=== WHAT YOU ARE ASKED TO DO ===
Return the material exactly as supplied, apart from the pictures, which are omitted.

=== RECORDS FOR PROCESSING ===

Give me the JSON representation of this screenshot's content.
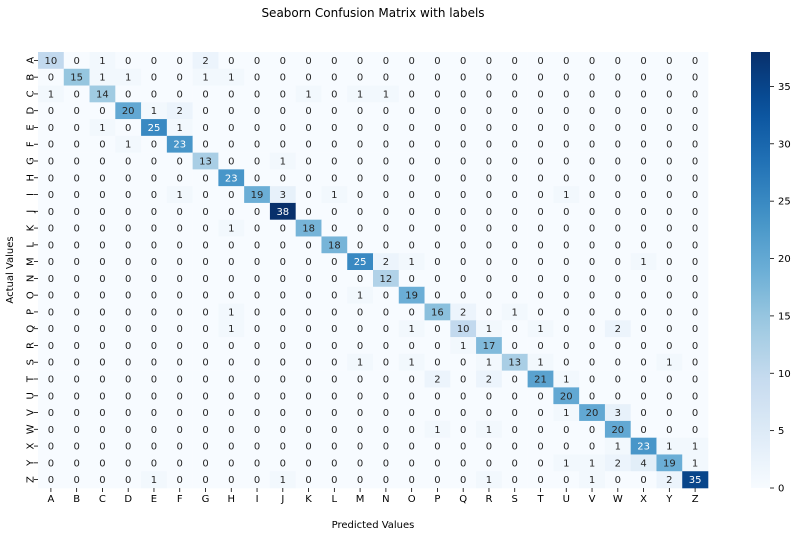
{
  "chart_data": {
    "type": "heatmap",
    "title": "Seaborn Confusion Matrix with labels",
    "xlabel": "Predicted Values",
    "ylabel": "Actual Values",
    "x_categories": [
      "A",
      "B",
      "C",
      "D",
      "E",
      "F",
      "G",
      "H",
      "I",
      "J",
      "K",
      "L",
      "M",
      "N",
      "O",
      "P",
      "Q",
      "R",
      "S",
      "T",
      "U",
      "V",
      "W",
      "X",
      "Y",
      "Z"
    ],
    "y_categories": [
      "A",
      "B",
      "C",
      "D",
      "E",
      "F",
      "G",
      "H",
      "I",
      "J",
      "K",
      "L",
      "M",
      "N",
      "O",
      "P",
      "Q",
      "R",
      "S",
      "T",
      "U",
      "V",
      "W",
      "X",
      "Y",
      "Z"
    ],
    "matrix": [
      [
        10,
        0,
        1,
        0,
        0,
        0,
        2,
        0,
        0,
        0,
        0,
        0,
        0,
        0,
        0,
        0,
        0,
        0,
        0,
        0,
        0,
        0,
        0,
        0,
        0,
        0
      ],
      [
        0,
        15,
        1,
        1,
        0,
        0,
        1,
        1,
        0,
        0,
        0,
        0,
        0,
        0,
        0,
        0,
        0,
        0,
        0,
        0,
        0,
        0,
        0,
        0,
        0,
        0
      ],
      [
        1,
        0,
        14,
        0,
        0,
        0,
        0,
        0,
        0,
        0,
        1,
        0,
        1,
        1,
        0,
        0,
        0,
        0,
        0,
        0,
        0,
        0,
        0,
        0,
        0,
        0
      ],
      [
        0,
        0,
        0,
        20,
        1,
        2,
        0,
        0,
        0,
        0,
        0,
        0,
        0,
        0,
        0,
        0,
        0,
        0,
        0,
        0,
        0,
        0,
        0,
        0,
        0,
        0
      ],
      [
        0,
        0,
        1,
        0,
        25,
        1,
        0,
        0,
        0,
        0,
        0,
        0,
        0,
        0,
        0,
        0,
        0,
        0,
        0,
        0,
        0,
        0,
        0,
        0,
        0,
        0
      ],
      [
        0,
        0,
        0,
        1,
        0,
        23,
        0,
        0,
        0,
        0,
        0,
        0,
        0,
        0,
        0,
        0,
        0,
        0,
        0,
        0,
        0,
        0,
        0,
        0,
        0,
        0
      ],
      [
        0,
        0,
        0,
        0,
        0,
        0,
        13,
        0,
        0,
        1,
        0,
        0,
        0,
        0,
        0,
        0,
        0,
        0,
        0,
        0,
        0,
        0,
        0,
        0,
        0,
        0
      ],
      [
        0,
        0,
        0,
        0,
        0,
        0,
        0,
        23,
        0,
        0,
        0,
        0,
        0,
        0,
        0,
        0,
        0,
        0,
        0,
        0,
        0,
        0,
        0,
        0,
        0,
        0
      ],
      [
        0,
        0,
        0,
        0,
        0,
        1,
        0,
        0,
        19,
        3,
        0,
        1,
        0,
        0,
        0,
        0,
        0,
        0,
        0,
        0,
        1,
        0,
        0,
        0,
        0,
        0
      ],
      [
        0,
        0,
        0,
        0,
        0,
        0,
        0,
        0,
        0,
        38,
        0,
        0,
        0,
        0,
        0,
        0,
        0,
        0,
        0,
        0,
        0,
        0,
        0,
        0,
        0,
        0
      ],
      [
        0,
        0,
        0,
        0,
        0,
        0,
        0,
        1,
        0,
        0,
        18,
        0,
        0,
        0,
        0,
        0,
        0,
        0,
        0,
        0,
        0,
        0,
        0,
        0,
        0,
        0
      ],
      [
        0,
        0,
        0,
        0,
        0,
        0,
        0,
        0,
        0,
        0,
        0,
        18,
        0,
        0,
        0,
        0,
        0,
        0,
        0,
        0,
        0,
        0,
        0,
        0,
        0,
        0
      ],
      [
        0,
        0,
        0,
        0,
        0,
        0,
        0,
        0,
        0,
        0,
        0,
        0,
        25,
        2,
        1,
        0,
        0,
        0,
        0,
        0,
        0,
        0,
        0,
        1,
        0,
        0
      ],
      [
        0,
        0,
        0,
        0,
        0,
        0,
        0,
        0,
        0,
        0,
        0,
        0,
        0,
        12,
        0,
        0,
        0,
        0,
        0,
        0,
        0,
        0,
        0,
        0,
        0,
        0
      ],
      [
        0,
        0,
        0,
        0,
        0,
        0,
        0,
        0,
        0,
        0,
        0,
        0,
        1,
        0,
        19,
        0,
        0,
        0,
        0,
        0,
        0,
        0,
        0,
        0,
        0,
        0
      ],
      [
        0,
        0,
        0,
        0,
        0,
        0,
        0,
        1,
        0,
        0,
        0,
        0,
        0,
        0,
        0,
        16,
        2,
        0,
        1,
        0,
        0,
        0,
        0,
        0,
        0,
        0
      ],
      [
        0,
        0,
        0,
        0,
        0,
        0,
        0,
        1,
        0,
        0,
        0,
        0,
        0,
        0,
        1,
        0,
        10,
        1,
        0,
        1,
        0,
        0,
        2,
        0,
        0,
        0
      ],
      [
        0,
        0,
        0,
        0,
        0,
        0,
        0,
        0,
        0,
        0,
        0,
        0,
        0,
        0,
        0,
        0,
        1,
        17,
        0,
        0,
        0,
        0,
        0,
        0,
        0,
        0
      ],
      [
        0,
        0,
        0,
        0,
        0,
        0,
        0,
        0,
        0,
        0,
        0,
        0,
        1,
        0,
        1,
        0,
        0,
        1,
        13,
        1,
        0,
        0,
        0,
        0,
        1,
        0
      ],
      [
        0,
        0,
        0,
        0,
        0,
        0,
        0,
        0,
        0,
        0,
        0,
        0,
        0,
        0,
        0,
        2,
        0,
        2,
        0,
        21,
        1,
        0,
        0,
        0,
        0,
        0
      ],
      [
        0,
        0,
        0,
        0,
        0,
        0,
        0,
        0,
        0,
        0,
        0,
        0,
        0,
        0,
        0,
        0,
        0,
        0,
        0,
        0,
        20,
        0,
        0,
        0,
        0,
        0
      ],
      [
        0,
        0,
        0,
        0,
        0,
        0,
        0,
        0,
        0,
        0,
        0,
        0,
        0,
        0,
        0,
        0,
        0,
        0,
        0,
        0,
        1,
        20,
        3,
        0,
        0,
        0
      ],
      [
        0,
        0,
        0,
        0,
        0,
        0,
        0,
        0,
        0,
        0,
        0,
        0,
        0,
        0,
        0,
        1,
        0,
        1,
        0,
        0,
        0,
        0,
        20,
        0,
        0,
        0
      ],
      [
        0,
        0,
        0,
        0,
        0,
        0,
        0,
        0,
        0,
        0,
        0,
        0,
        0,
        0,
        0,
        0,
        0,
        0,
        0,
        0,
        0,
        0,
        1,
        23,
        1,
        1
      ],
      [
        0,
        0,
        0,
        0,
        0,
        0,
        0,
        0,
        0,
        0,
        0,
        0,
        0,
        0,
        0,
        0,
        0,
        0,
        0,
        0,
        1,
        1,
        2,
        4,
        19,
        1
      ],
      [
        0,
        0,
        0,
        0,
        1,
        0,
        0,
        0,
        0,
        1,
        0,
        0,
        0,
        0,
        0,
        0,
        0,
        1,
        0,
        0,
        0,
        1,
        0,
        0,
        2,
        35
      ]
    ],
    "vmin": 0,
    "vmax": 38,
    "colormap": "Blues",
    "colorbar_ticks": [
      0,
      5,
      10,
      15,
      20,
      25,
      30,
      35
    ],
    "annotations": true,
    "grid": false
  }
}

=== FINISHED ANSWER ===
Give me the JSON representation of this screenshot's content.
{
  "chart_data": {
    "type": "heatmap",
    "title": "Seaborn Confusion Matrix with labels",
    "xlabel": "Predicted Values",
    "ylabel": "Actual Values",
    "x_categories": [
      "A",
      "B",
      "C",
      "D",
      "E",
      "F",
      "G",
      "H",
      "I",
      "J",
      "K",
      "L",
      "M",
      "N",
      "O",
      "P",
      "Q",
      "R",
      "S",
      "T",
      "U",
      "V",
      "W",
      "X",
      "Y",
      "Z"
    ],
    "y_categories": [
      "A",
      "B",
      "C",
      "D",
      "E",
      "F",
      "G",
      "H",
      "I",
      "J",
      "K",
      "L",
      "M",
      "N",
      "O",
      "P",
      "Q",
      "R",
      "S",
      "T",
      "U",
      "V",
      "W",
      "X",
      "Y",
      "Z"
    ],
    "matrix": [
      [
        10,
        0,
        1,
        0,
        0,
        0,
        2,
        0,
        0,
        0,
        0,
        0,
        0,
        0,
        0,
        0,
        0,
        0,
        0,
        0,
        0,
        0,
        0,
        0,
        0,
        0
      ],
      [
        0,
        15,
        1,
        1,
        0,
        0,
        1,
        1,
        0,
        0,
        0,
        0,
        0,
        0,
        0,
        0,
        0,
        0,
        0,
        0,
        0,
        0,
        0,
        0,
        0,
        0
      ],
      [
        1,
        0,
        14,
        0,
        0,
        0,
        0,
        0,
        0,
        0,
        1,
        0,
        1,
        1,
        0,
        0,
        0,
        0,
        0,
        0,
        0,
        0,
        0,
        0,
        0,
        0
      ],
      [
        0,
        0,
        0,
        20,
        1,
        2,
        0,
        0,
        0,
        0,
        0,
        0,
        0,
        0,
        0,
        0,
        0,
        0,
        0,
        0,
        0,
        0,
        0,
        0,
        0,
        0
      ],
      [
        0,
        0,
        1,
        0,
        25,
        1,
        0,
        0,
        0,
        0,
        0,
        0,
        0,
        0,
        0,
        0,
        0,
        0,
        0,
        0,
        0,
        0,
        0,
        0,
        0,
        0
      ],
      [
        0,
        0,
        0,
        1,
        0,
        23,
        0,
        0,
        0,
        0,
        0,
        0,
        0,
        0,
        0,
        0,
        0,
        0,
        0,
        0,
        0,
        0,
        0,
        0,
        0,
        0
      ],
      [
        0,
        0,
        0,
        0,
        0,
        0,
        13,
        0,
        0,
        1,
        0,
        0,
        0,
        0,
        0,
        0,
        0,
        0,
        0,
        0,
        0,
        0,
        0,
        0,
        0,
        0
      ],
      [
        0,
        0,
        0,
        0,
        0,
        0,
        0,
        23,
        0,
        0,
        0,
        0,
        0,
        0,
        0,
        0,
        0,
        0,
        0,
        0,
        0,
        0,
        0,
        0,
        0,
        0
      ],
      [
        0,
        0,
        0,
        0,
        0,
        1,
        0,
        0,
        19,
        3,
        0,
        1,
        0,
        0,
        0,
        0,
        0,
        0,
        0,
        0,
        1,
        0,
        0,
        0,
        0,
        0
      ],
      [
        0,
        0,
        0,
        0,
        0,
        0,
        0,
        0,
        0,
        38,
        0,
        0,
        0,
        0,
        0,
        0,
        0,
        0,
        0,
        0,
        0,
        0,
        0,
        0,
        0,
        0
      ],
      [
        0,
        0,
        0,
        0,
        0,
        0,
        0,
        1,
        0,
        0,
        18,
        0,
        0,
        0,
        0,
        0,
        0,
        0,
        0,
        0,
        0,
        0,
        0,
        0,
        0,
        0
      ],
      [
        0,
        0,
        0,
        0,
        0,
        0,
        0,
        0,
        0,
        0,
        0,
        18,
        0,
        0,
        0,
        0,
        0,
        0,
        0,
        0,
        0,
        0,
        0,
        0,
        0,
        0
      ],
      [
        0,
        0,
        0,
        0,
        0,
        0,
        0,
        0,
        0,
        0,
        0,
        0,
        25,
        2,
        1,
        0,
        0,
        0,
        0,
        0,
        0,
        0,
        0,
        1,
        0,
        0
      ],
      [
        0,
        0,
        0,
        0,
        0,
        0,
        0,
        0,
        0,
        0,
        0,
        0,
        0,
        12,
        0,
        0,
        0,
        0,
        0,
        0,
        0,
        0,
        0,
        0,
        0,
        0
      ],
      [
        0,
        0,
        0,
        0,
        0,
        0,
        0,
        0,
        0,
        0,
        0,
        0,
        1,
        0,
        19,
        0,
        0,
        0,
        0,
        0,
        0,
        0,
        0,
        0,
        0,
        0
      ],
      [
        0,
        0,
        0,
        0,
        0,
        0,
        0,
        1,
        0,
        0,
        0,
        0,
        0,
        0,
        0,
        16,
        2,
        0,
        1,
        0,
        0,
        0,
        0,
        0,
        0,
        0
      ],
      [
        0,
        0,
        0,
        0,
        0,
        0,
        0,
        1,
        0,
        0,
        0,
        0,
        0,
        0,
        1,
        0,
        10,
        1,
        0,
        1,
        0,
        0,
        2,
        0,
        0,
        0
      ],
      [
        0,
        0,
        0,
        0,
        0,
        0,
        0,
        0,
        0,
        0,
        0,
        0,
        0,
        0,
        0,
        0,
        1,
        17,
        0,
        0,
        0,
        0,
        0,
        0,
        0,
        0
      ],
      [
        0,
        0,
        0,
        0,
        0,
        0,
        0,
        0,
        0,
        0,
        0,
        0,
        1,
        0,
        1,
        0,
        0,
        1,
        13,
        1,
        0,
        0,
        0,
        0,
        1,
        0
      ],
      [
        0,
        0,
        0,
        0,
        0,
        0,
        0,
        0,
        0,
        0,
        0,
        0,
        0,
        0,
        0,
        2,
        0,
        2,
        0,
        21,
        1,
        0,
        0,
        0,
        0,
        0
      ],
      [
        0,
        0,
        0,
        0,
        0,
        0,
        0,
        0,
        0,
        0,
        0,
        0,
        0,
        0,
        0,
        0,
        0,
        0,
        0,
        0,
        20,
        0,
        0,
        0,
        0,
        0
      ],
      [
        0,
        0,
        0,
        0,
        0,
        0,
        0,
        0,
        0,
        0,
        0,
        0,
        0,
        0,
        0,
        0,
        0,
        0,
        0,
        0,
        1,
        20,
        3,
        0,
        0,
        0
      ],
      [
        0,
        0,
        0,
        0,
        0,
        0,
        0,
        0,
        0,
        0,
        0,
        0,
        0,
        0,
        0,
        1,
        0,
        1,
        0,
        0,
        0,
        0,
        20,
        0,
        0,
        0
      ],
      [
        0,
        0,
        0,
        0,
        0,
        0,
        0,
        0,
        0,
        0,
        0,
        0,
        0,
        0,
        0,
        0,
        0,
        0,
        0,
        0,
        0,
        0,
        1,
        23,
        1,
        1
      ],
      [
        0,
        0,
        0,
        0,
        0,
        0,
        0,
        0,
        0,
        0,
        0,
        0,
        0,
        0,
        0,
        0,
        0,
        0,
        0,
        0,
        1,
        1,
        2,
        4,
        19,
        1
      ],
      [
        0,
        0,
        0,
        0,
        1,
        0,
        0,
        0,
        0,
        1,
        0,
        0,
        0,
        0,
        0,
        0,
        0,
        1,
        0,
        0,
        0,
        1,
        0,
        0,
        2,
        35
      ]
    ],
    "vmin": 0,
    "vmax": 38,
    "colormap": "Blues",
    "colorbar_ticks": [
      0,
      5,
      10,
      15,
      20,
      25,
      30,
      35
    ],
    "annotations": true,
    "grid": false
  }
}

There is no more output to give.